Direction ->
Find every line below that contains the word "固件升级串口" and copy it out.

[Data entries]
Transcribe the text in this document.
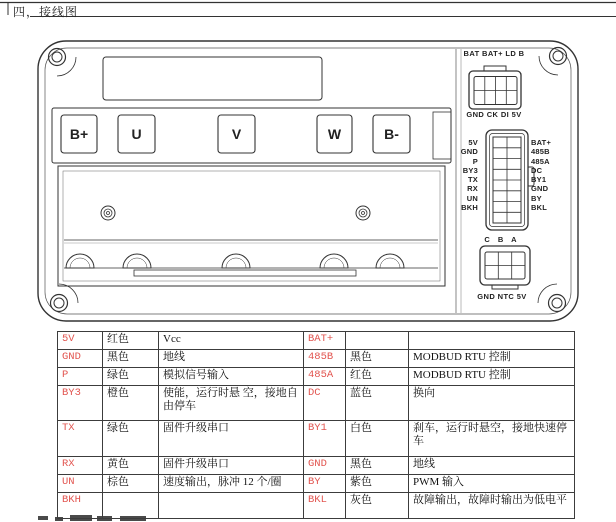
四，接线图
B+	U	V	W	B-
BAT BAT+ LD B
GND CK DI 5V
5V
GND
P
BY3
TX
RX
UN
BKH
BAT+
485B
485A
DC
BY1
GND
BY
BKL
C B A
GND NTC 5V
5V	红色	Vcc	BAT+		
GND	黑色	地线	485B	黑色	MODBUD RTU 控制
P	绿色	模拟信号输入	485A	红色	MODBUD RTU 控制
BY3	橙色	使能，运行时悬 空，接地自由停车	DC	蓝色	换向
TX	绿色	固件升级串口	BY1	白色	刹车，运行时悬空，接地快速停车
RX	黄色	固件升级串口	GND	黑色	地线
UN	棕色	速度输出，脉冲 12 个/圈	BY	紫色	PWM 输入
BKH			BKL	灰色	故障输出，故障时输出为低电平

Output ->
TX	绿色	固件升级串口	BY1	白色	刹车，运行时悬空，接地快速停车
RX	黄色	固件升级串口	GND	黑色	地线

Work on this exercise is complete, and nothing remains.